• **Requirements**: Report back each line of the records that contains the string "label".

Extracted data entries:
========================================================================
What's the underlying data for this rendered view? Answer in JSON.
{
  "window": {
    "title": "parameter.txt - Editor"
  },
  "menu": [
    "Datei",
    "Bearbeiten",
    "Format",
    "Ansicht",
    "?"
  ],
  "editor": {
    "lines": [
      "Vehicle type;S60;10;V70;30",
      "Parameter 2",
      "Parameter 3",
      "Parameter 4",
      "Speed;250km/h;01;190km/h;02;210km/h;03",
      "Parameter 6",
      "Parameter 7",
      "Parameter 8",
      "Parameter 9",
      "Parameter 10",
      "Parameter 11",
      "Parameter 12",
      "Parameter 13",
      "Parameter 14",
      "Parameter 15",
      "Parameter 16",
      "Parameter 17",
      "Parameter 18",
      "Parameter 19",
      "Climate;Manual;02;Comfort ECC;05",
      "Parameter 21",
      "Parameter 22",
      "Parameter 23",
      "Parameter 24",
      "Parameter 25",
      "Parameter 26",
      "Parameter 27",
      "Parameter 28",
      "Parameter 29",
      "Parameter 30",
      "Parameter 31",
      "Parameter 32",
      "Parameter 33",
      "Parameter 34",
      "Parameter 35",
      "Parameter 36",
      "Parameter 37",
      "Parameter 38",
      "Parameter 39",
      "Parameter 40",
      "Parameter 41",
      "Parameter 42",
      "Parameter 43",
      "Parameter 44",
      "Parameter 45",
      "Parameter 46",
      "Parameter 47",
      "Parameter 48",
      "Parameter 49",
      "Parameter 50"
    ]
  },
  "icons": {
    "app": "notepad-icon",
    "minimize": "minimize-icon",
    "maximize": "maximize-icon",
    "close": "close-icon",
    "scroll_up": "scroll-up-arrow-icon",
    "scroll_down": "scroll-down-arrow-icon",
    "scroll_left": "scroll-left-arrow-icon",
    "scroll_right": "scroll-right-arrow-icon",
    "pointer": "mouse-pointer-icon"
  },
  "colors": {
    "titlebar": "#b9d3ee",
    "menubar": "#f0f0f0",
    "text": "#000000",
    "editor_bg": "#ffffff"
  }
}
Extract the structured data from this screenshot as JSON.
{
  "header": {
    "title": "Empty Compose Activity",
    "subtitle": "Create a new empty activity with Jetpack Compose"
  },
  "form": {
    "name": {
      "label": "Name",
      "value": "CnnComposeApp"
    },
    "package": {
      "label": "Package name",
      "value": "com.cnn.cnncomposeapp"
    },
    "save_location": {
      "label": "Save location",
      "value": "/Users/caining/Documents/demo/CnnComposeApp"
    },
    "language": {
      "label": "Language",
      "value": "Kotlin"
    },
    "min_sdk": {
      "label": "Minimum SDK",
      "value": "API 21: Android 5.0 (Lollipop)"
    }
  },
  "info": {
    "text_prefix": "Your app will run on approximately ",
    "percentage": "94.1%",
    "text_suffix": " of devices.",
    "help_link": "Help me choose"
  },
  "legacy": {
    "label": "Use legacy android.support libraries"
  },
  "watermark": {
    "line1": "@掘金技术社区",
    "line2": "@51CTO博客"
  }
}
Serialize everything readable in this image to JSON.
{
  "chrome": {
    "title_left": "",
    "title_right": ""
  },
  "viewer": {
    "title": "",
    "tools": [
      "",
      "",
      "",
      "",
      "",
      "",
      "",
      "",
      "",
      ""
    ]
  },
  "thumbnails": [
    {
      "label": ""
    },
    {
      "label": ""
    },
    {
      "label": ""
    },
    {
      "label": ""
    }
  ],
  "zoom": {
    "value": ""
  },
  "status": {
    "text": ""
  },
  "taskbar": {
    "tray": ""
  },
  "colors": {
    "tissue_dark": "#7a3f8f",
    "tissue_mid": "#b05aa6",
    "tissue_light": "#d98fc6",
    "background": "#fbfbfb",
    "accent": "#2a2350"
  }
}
========================================================================
• **Task response**:
      "label": "Name",
      "label": "Package name",
      "label": "Save location",
      "label": "Language",
      "label": "Minimum SDK",
    "label": "Use legacy android.support libraries"
      "label": ""
      "label": ""
      "label": ""
      "label": ""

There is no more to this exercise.